• _Work to complete_: Omit every image, and transcribe the remaining entries exactly as given.

• _Input rows_:
____
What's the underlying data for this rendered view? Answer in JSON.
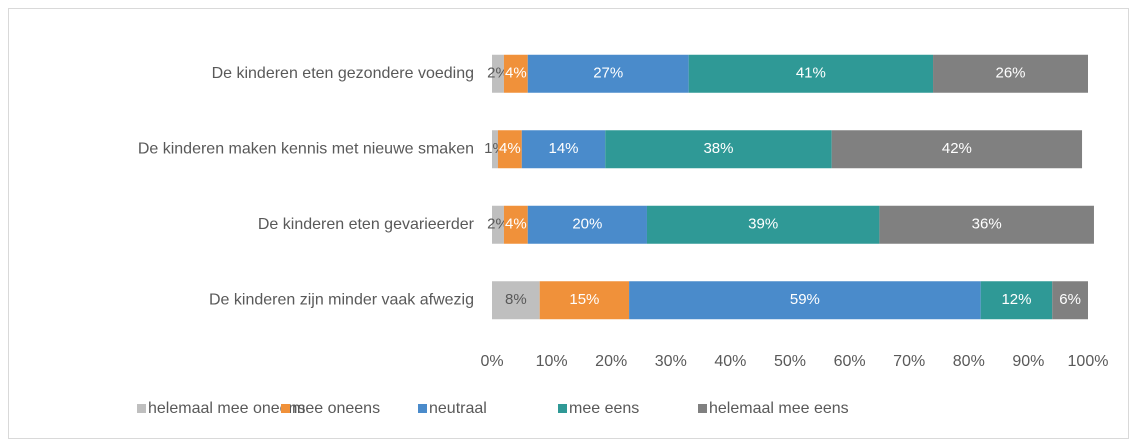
{
  "chart_data": {
    "type": "stacked-bar-horizontal",
    "categories": [
      "De kinderen eten gezondere voeding",
      "De kinderen maken kennis met nieuwe smaken",
      "De kinderen eten gevarieerder",
      "De kinderen zijn minder vaak afwezig"
    ],
    "series": [
      {
        "name": "helemaal mee oneens",
        "color": "#bfbfbf",
        "values": [
          2,
          1,
          2,
          8
        ],
        "value_labels": [
          "2%",
          "1%",
          "2%",
          "8%"
        ]
      },
      {
        "name": "mee oneens",
        "color": "#f0913a",
        "values": [
          4,
          4,
          4,
          15
        ],
        "value_labels": [
          "4%",
          "4%",
          "4%",
          "15%"
        ]
      },
      {
        "name": "neutraal",
        "color": "#4a8bcb",
        "values": [
          27,
          14,
          20,
          59
        ],
        "value_labels": [
          "27%",
          "14%",
          "20%",
          "59%"
        ]
      },
      {
        "name": "mee eens",
        "color": "#2f9996",
        "values": [
          41,
          38,
          39,
          12
        ],
        "value_labels": [
          "41%",
          "38%",
          "39%",
          "12%"
        ]
      },
      {
        "name": "helemaal mee eens",
        "color": "#808080",
        "values": [
          26,
          42,
          36,
          6
        ],
        "value_labels": [
          "26%",
          "42%",
          "36%",
          "6%"
        ]
      }
    ],
    "xlim": [
      0,
      100
    ],
    "xticks": [
      {
        "value": 0,
        "label": "0%"
      },
      {
        "value": 10,
        "label": "10%"
      },
      {
        "value": 20,
        "label": "20%"
      },
      {
        "value": 30,
        "label": "30%"
      },
      {
        "value": 40,
        "label": "40%"
      },
      {
        "value": 50,
        "label": "50%"
      },
      {
        "value": 60,
        "label": "60%"
      },
      {
        "value": 70,
        "label": "70%"
      },
      {
        "value": 80,
        "label": "80%"
      },
      {
        "value": 90,
        "label": "90%"
      },
      {
        "value": 100,
        "label": "100%"
      }
    ],
    "grid": false,
    "legend": "bottom"
  }
}
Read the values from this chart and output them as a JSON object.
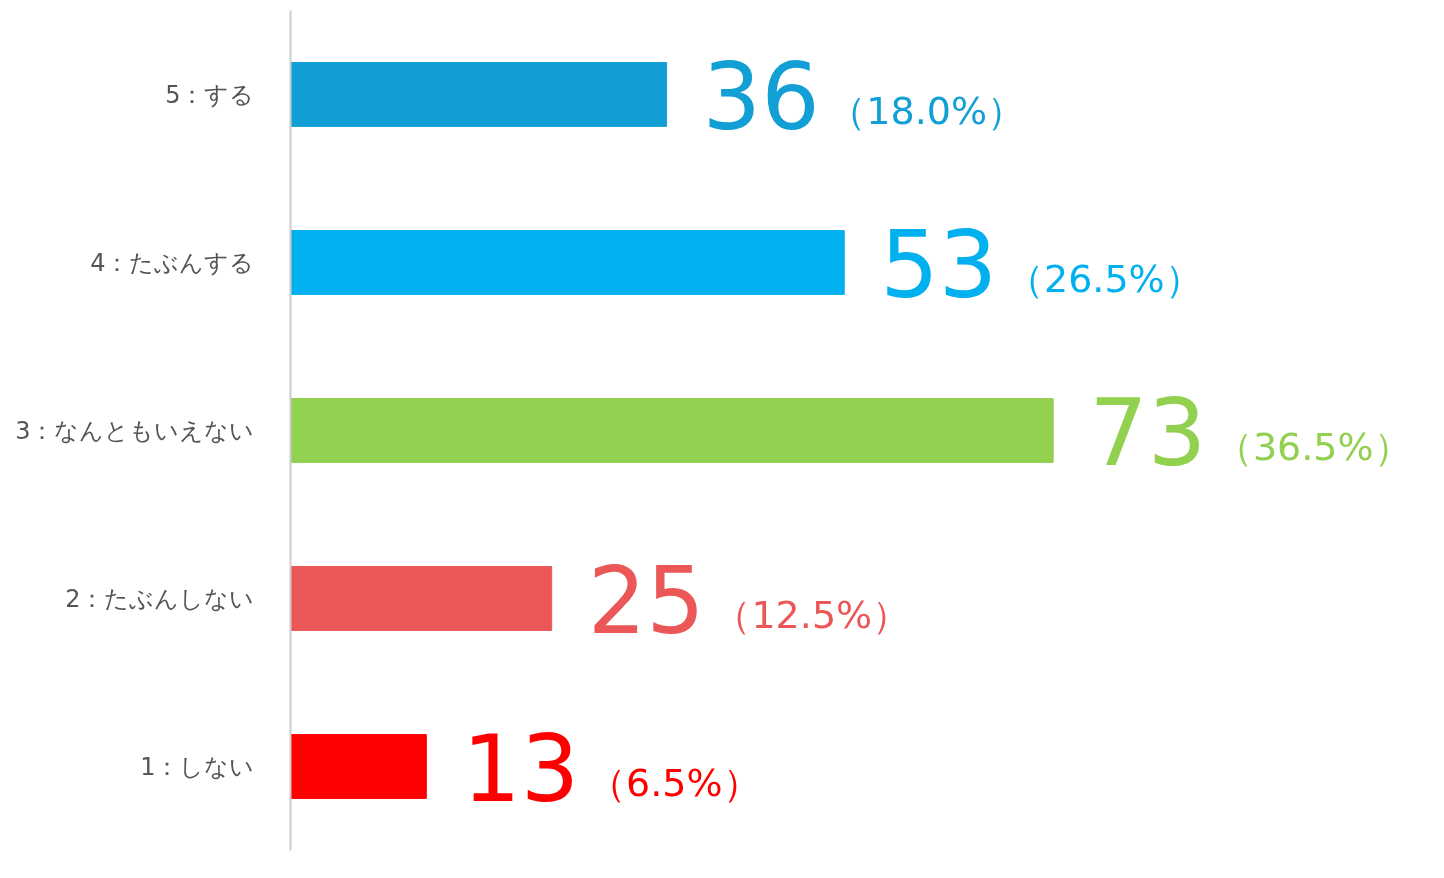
{
  "chart_data": {
    "type": "bar",
    "orientation": "horizontal",
    "categories": [
      "5：する",
      "4：たぶんする",
      "3：なんともいえない",
      "2：たぶんしない",
      "1：しない"
    ],
    "values": [
      36,
      53,
      73,
      25,
      13
    ],
    "colors": [
      "#119fd6",
      "#00b0ef",
      "#92d050",
      "#eb5757",
      "#ff0000"
    ],
    "value_labels": [
      "36（18.0%）",
      "53（26.5%）",
      "73（36.5%）",
      "25（12.5%）",
      "13（6.5%）"
    ],
    "grid": false
  }
}
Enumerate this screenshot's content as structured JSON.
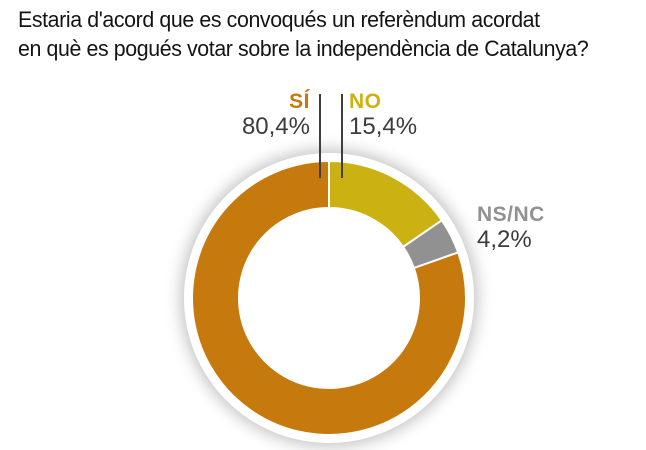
{
  "title": {
    "line1": "Estaria d'acord que es convoqués un referèndum acordat",
    "line2": "en què es pogués votar sobre la independència de Catalunya?"
  },
  "chart_data": {
    "type": "pie",
    "variant": "donut",
    "title": "Estaria d'acord que es convoqués un referèndum acordat en què es pogués votar sobre la independència de Catalunya?",
    "slices": [
      {
        "id": "si",
        "label": "SÍ",
        "value": 80.4,
        "display": "80,4%",
        "color": "#C6790C"
      },
      {
        "id": "no",
        "label": "NO",
        "value": 15.4,
        "display": "15,4%",
        "color": "#CBB212"
      },
      {
        "id": "nsnc",
        "label": "NS/NC",
        "value": 4.2,
        "display": "4,2%",
        "color": "#919191"
      }
    ],
    "clockwise_order_from_top": [
      "no",
      "nsnc",
      "si"
    ],
    "legend_position": "callouts",
    "text_color": "#3C3C3C",
    "separator_color": "#FFFFFF",
    "background_color": "#FFFFFF"
  }
}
____
• _Output for this exercise_:
What's the underlying data for this rendered view? Answer in JSON.
{
  "chart_data": {
    "type": "stacked-bar-horizontal",
    "categories": [
      "De kinderen eten gezondere voeding",
      "De kinderen maken kennis met nieuwe smaken",
      "De kinderen eten gevarieerder",
      "De kinderen zijn minder vaak afwezig"
    ],
    "series": [
      {
        "name": "helemaal mee oneens",
        "color": "#bfbfbf",
        "values": [
          2,
          1,
          2,
          8
        ],
        "value_labels": [
          "2%",
          "1%",
          "2%",
          "8%"
        ]
      },
      {
        "name": "mee oneens",
        "color": "#f0913a",
        "values": [
          4,
          4,
          4,
          15
        ],
        "value_labels": [
          "4%",
          "4%",
          "4%",
          "15%"
        ]
      },
      {
        "name": "neutraal",
        "color": "#4a8bcb",
        "values": [
          27,
          14,
          20,
          59
        ],
        "value_labels": [
          "27%",
          "14%",
          "20%",
          "59%"
        ]
      },
      {
        "name": "mee eens",
        "color": "#2f9996",
        "values": [
          41,
          38,
          39,
          12
        ],
        "value_labels": [
          "41%",
          "38%",
          "39%",
          "12%"
        ]
      },
      {
        "name": "helemaal mee eens",
        "color": "#808080",
        "values": [
          26,
          42,
          36,
          6
        ],
        "value_labels": [
          "26%",
          "42%",
          "36%",
          "6%"
        ]
      }
    ],
    "xlim": [
      0,
      100
    ],
    "xticks": [
      {
        "value": 0,
        "label": "0%"
      },
      {
        "value": 10,
        "label": "10%"
      },
      {
        "value": 20,
        "label": "20%"
      },
      {
        "value": 30,
        "label": "30%"
      },
      {
        "value": 40,
        "label": "40%"
      },
      {
        "value": 50,
        "label": "50%"
      },
      {
        "value": 60,
        "label": "60%"
      },
      {
        "value": 70,
        "label": "70%"
      },
      {
        "value": 80,
        "label": "80%"
      },
      {
        "value": 90,
        "label": "90%"
      },
      {
        "value": 100,
        "label": "100%"
      }
    ],
    "grid": false,
    "legend": "bottom"
  }
}
Read the values from this chart and output them as a JSON object.
{
  "chart_data": {
    "type": "bar",
    "orientation": "horizontal",
    "categories": [
      "5：する",
      "4：たぶんする",
      "3：なんともいえない",
      "2：たぶんしない",
      "1：しない"
    ],
    "values": [
      36,
      53,
      73,
      25,
      13
    ],
    "colors": [
      "#119fd6",
      "#00b0ef",
      "#92d050",
      "#eb5757",
      "#ff0000"
    ],
    "value_labels": [
      "36（18.0%）",
      "53（26.5%）",
      "73（36.5%）",
      "25（12.5%）",
      "13（6.5%）"
    ],
    "grid": false
  }
}
Enumerate this screenshot's content as structured JSON.
{
  "title": {
    "line1": "Estaria d'acord que es convoqués un referèndum acordat",
    "line2": "en què es pogués votar sobre la independència de Catalunya?"
  },
  "chart_data": {
    "type": "pie",
    "variant": "donut",
    "title": "Estaria d'acord que es convoqués un referèndum acordat en què es pogués votar sobre la independència de Catalunya?",
    "slices": [
      {
        "id": "si",
        "label": "SÍ",
        "value": 80.4,
        "display": "80,4%",
        "color": "#C6790C"
      },
      {
        "id": "no",
        "label": "NO",
        "value": 15.4,
        "display": "15,4%",
        "color": "#CBB212"
      },
      {
        "id": "nsnc",
        "label": "NS/NC",
        "value": 4.2,
        "display": "4,2%",
        "color": "#919191"
      }
    ],
    "clockwise_order_from_top": [
      "no",
      "nsnc",
      "si"
    ],
    "legend_position": "callouts",
    "text_color": "#3C3C3C",
    "separator_color": "#FFFFFF",
    "background_color": "#FFFFFF"
  }
}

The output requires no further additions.